**EXTRACTED ENTRIES:**
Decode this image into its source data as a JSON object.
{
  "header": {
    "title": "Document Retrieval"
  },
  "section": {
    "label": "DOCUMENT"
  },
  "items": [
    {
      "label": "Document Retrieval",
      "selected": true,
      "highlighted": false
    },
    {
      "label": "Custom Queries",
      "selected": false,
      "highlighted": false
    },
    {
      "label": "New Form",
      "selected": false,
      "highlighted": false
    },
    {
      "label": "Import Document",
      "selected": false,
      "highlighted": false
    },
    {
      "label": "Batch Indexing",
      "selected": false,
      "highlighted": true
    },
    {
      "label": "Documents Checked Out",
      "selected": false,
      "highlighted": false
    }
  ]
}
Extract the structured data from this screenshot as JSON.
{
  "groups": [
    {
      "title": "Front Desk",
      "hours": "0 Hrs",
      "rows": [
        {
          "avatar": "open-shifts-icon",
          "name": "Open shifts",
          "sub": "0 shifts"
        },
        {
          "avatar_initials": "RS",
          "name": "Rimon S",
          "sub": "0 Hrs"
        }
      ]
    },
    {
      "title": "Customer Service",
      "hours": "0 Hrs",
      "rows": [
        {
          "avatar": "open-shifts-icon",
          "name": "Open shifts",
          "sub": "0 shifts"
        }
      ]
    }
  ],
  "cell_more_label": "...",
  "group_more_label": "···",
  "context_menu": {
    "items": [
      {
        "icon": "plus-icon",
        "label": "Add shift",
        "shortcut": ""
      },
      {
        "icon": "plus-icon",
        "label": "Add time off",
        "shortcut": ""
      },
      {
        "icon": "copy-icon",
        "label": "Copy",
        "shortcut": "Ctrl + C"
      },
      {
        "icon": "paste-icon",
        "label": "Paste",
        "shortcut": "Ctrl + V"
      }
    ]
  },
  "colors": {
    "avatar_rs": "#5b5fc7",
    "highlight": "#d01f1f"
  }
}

**INSTRUCTIONS TO FOLLOW:**
The records above should be duplicated in full, exactly as given.

**EXPECTED OUTPUT:**
Decode this image into its source data as a JSON object.
{
  "header": {
    "title": "Document Retrieval"
  },
  "section": {
    "label": "DOCUMENT"
  },
  "items": [
    {
      "label": "Document Retrieval",
      "selected": true,
      "highlighted": false
    },
    {
      "label": "Custom Queries",
      "selected": false,
      "highlighted": false
    },
    {
      "label": "New Form",
      "selected": false,
      "highlighted": false
    },
    {
      "label": "Import Document",
      "selected": false,
      "highlighted": false
    },
    {
      "label": "Batch Indexing",
      "selected": false,
      "highlighted": true
    },
    {
      "label": "Documents Checked Out",
      "selected": false,
      "highlighted": false
    }
  ]
}
Extract the structured data from this screenshot as JSON.
{
  "groups": [
    {
      "title": "Front Desk",
      "hours": "0 Hrs",
      "rows": [
        {
          "avatar": "open-shifts-icon",
          "name": "Open shifts",
          "sub": "0 shifts"
        },
        {
          "avatar_initials": "RS",
          "name": "Rimon S",
          "sub": "0 Hrs"
        }
      ]
    },
    {
      "title": "Customer Service",
      "hours": "0 Hrs",
      "rows": [
        {
          "avatar": "open-shifts-icon",
          "name": "Open shifts",
          "sub": "0 shifts"
        }
      ]
    }
  ],
  "cell_more_label": "...",
  "group_more_label": "···",
  "context_menu": {
    "items": [
      {
        "icon": "plus-icon",
        "label": "Add shift",
        "shortcut": ""
      },
      {
        "icon": "plus-icon",
        "label": "Add time off",
        "shortcut": ""
      },
      {
        "icon": "copy-icon",
        "label": "Copy",
        "shortcut": "Ctrl + C"
      },
      {
        "icon": "paste-icon",
        "label": "Paste",
        "shortcut": "Ctrl + V"
      }
    ]
  },
  "colors": {
    "avatar_rs": "#5b5fc7",
    "highlight": "#d01f1f"
  }
}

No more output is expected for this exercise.